EXTRACTED TEXT:
begin

Trinity Nano Preview: 6B parameter MoE (1B active, ~800M non-embedding), 56 layers, 128 experts with 8 active per token

Trinity Mini: 26B parameter MoE (3B active), fully post-trained reasoning model

They did pretraining on their own and are still training the large version on 2048 B300 GPUs

Balinares2 months ago

Interesting. Always glad to see more open weight models.

I do appreciate that they openly acknowledge the areas where they followed DeepSeek's research. I wouldn't consider that a given for a US company.

Anyone tried these as a coding model yet?

bitwize2 months ago

A moe model you say? How kawaii is it? uwu

ghc2 months ago

Capitalization makes a surprising amount of difference here...

donw2 months ago

Meccha at present, but it may reach sugoi levels with fine-tuning.

noxa2 months ago

I hate that I laughed at this. Thanks ;)

ksynwa2 months ago

> Trinity Large is currently training on 2048 B300 GPUs and will arrive in January 2026.

How long does the training take?

arthurcolle2 months ago

Couple days or weeks usually. No one is doing 9 month training runs

trvz2 months ago

Moe ≠ MoE

cachius2 months ago

?

azinman22 months ago

The HN title uses incorrect capitalization.

rbanffy2 months ago

I was eagerly waiting for the Larry and Curly models.

m4rtink2 months ago

^_-

end

(Records excerpted from a collection)
begin

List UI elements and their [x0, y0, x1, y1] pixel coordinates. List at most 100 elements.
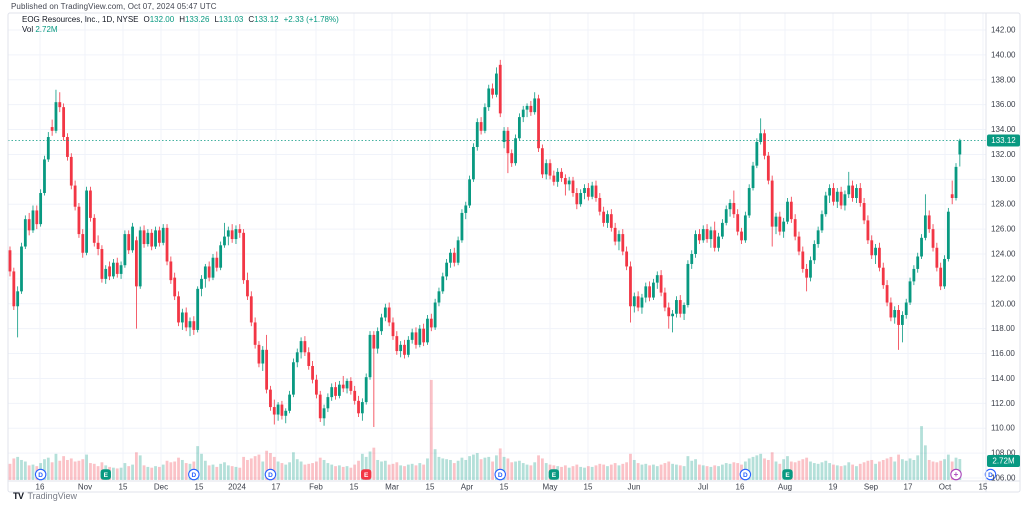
candle[interactable]	[644, 286, 648, 298]
candle[interactable]	[870, 240, 874, 256]
candle[interactable]	[322, 408, 326, 419]
candle[interactable]	[766, 155, 770, 181]
candle[interactable]	[104, 268, 108, 279]
candle[interactable]	[625, 251, 629, 267]
candle[interactable]	[418, 328, 422, 345]
candle[interactable]	[165, 227, 169, 262]
candle[interactable]	[544, 163, 548, 175]
candle[interactable]	[698, 234, 701, 241]
candle[interactable]	[835, 191, 839, 202]
candle[interactable]	[786, 201, 789, 222]
candle[interactable]	[828, 188, 832, 196]
candle[interactable]	[648, 286, 652, 298]
candle[interactable]	[575, 193, 579, 205]
candle[interactable]	[586, 188, 590, 197]
candle[interactable]	[636, 296, 640, 308]
candle[interactable]	[521, 109, 525, 118]
candle[interactable]	[269, 389, 272, 408]
price-axis[interactable]: 106.00 108.00 110.00 112.00 114.00 116.00 118.…	[991, 26, 1016, 483]
candle[interactable]	[920, 237, 923, 257]
candle[interactable]	[594, 185, 598, 198]
candle[interactable]	[395, 336, 399, 352]
candle[interactable]	[540, 148, 544, 175]
candle[interactable]	[874, 247, 877, 256]
candle[interactable]	[69, 156, 73, 186]
candle[interactable]	[590, 185, 594, 197]
candle[interactable]	[85, 190, 88, 253]
symbol-title[interactable]: EOG Resources, Inc., 1D, NYSE	[22, 15, 139, 24]
earnings-icon[interactable]	[548, 469, 560, 480]
candle[interactable]	[881, 267, 885, 286]
candle[interactable]	[115, 262, 119, 274]
candle[interactable]	[387, 307, 391, 323]
candle[interactable]	[433, 302, 437, 328]
candle[interactable]	[357, 400, 360, 414]
candle[interactable]	[429, 318, 433, 328]
candle[interactable]	[349, 380, 353, 391]
candle[interactable]	[249, 296, 253, 323]
candle[interactable]	[200, 278, 203, 289]
candle[interactable]	[246, 280, 249, 297]
candle[interactable]	[560, 171, 563, 179]
candle[interactable]	[563, 178, 567, 185]
candle[interactable]	[740, 231, 743, 241]
candle[interactable]	[211, 257, 215, 278]
candle[interactable]	[889, 302, 893, 318]
candle[interactable]	[426, 318, 429, 343]
dividend-icon[interactable]	[494, 468, 506, 481]
candle[interactable]	[112, 262, 115, 277]
candle[interactable]	[705, 229, 709, 240]
candle[interactable]	[334, 387, 337, 396]
candle[interactable]	[506, 130, 510, 154]
candle[interactable]	[629, 266, 632, 307]
candle[interactable]	[311, 366, 314, 380]
candle[interactable]	[632, 296, 636, 307]
candle[interactable]	[50, 127, 54, 131]
candle[interactable]	[96, 242, 100, 250]
candle[interactable]	[422, 328, 426, 343]
candle[interactable]	[299, 341, 303, 353]
candle[interactable]	[372, 334, 376, 349]
candle[interactable]	[824, 195, 828, 215]
earnings-icon[interactable]	[100, 469, 111, 480]
candle[interactable]	[743, 215, 747, 241]
candle[interactable]	[219, 245, 223, 268]
candle[interactable]	[303, 341, 307, 353]
candle[interactable]	[678, 300, 682, 314]
candle[interactable]	[157, 230, 161, 243]
candle[interactable]	[747, 188, 751, 216]
candle[interactable]	[234, 229, 238, 240]
earnings-icon[interactable]	[360, 469, 372, 480]
candle[interactable]	[525, 105, 529, 110]
candle[interactable]	[437, 291, 441, 303]
candle[interactable]	[751, 165, 755, 189]
candle[interactable]	[617, 234, 621, 242]
candles-layer[interactable]	[8, 59, 962, 427]
candle[interactable]	[916, 256, 920, 269]
candle[interactable]	[502, 130, 506, 142]
candle[interactable]	[380, 317, 383, 332]
candle[interactable]	[441, 276, 445, 292]
candle[interactable]	[180, 312, 184, 323]
candle[interactable]	[127, 234, 131, 251]
candle[interactable]	[203, 266, 207, 279]
candle[interactable]	[403, 344, 406, 355]
candle[interactable]	[169, 261, 173, 281]
candle[interactable]	[138, 230, 142, 287]
candle[interactable]	[100, 249, 104, 279]
candle[interactable]	[452, 252, 456, 263]
dividend-icon[interactable]	[188, 468, 200, 481]
candle[interactable]	[8, 250, 12, 272]
candle[interactable]	[445, 262, 449, 277]
candle[interactable]	[399, 344, 403, 352]
candle[interactable]	[659, 275, 663, 293]
dividend-icon[interactable]	[739, 468, 752, 481]
candle[interactable]	[341, 384, 345, 389]
candle[interactable]	[12, 271, 16, 307]
candle[interactable]	[472, 146, 475, 180]
candle[interactable]	[832, 188, 835, 202]
candle[interactable]	[272, 407, 276, 415]
candle[interactable]	[583, 188, 586, 194]
candle[interactable]	[479, 122, 483, 131]
candle[interactable]	[793, 219, 797, 237]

end

STATED GOAL A: In the thread about the Trinity models, how would you translate "I do appreciate that they openly acknowledge the areas where they followed DeepSeek's research." into Spanish?
STATED GOAL B: According to the thread about the Trinity models, when is Trinity Large set to arrive?

TASK ANSWER A: Sí valoro que reconozcan abiertamente las áreas en las que siguieron la investigación de DeepSeek.

TASK ANSWER B: January 2026.